▶ **The task**:
Wherever the word "information" appears in a line, extract that line.

▶ **Extracted entries**:

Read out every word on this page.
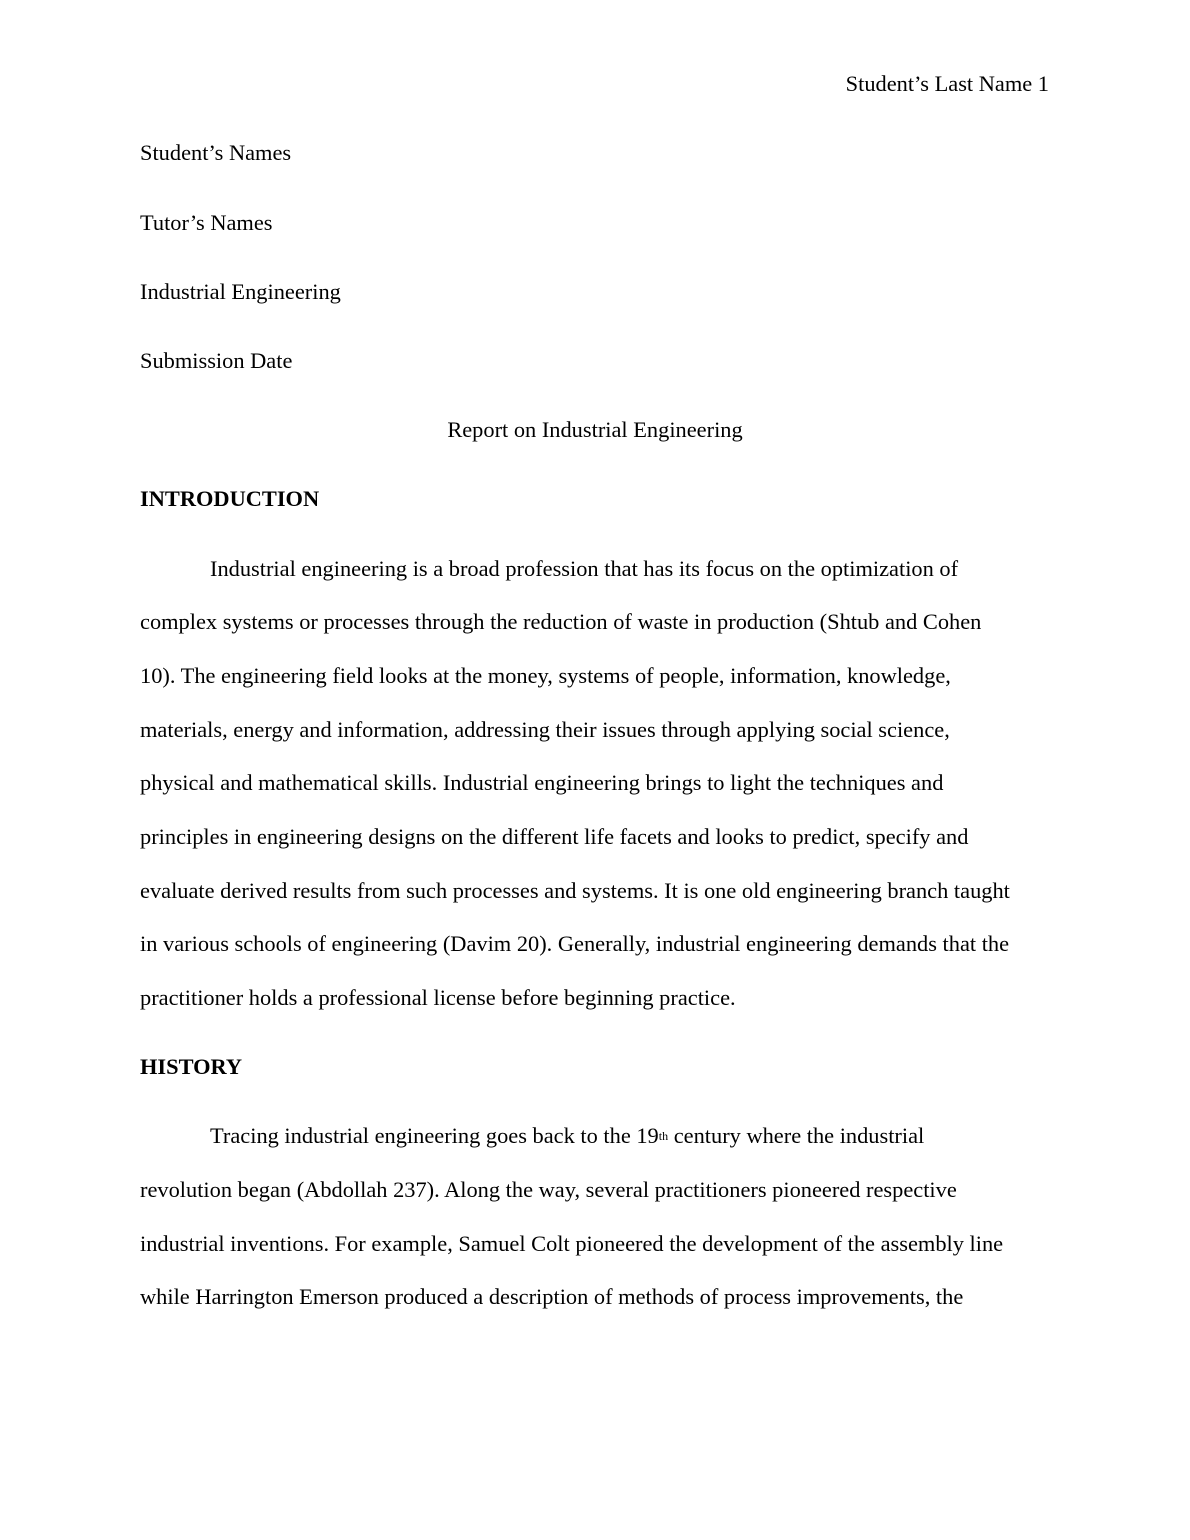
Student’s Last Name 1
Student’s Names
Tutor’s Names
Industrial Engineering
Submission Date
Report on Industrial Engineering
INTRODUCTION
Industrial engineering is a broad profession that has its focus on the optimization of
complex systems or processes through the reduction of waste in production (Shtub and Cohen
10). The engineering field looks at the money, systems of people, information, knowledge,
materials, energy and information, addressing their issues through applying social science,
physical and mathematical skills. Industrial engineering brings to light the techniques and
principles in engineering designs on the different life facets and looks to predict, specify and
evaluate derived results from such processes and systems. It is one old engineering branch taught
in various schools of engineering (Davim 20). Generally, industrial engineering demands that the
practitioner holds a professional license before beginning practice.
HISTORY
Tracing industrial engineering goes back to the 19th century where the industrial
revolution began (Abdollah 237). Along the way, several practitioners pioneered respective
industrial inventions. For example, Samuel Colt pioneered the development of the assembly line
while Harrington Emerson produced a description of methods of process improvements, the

▶ **Written response**:
10). The engineering field looks at the money, systems of people, information, knowledge,
materials, energy and information, addressing their issues through applying social science,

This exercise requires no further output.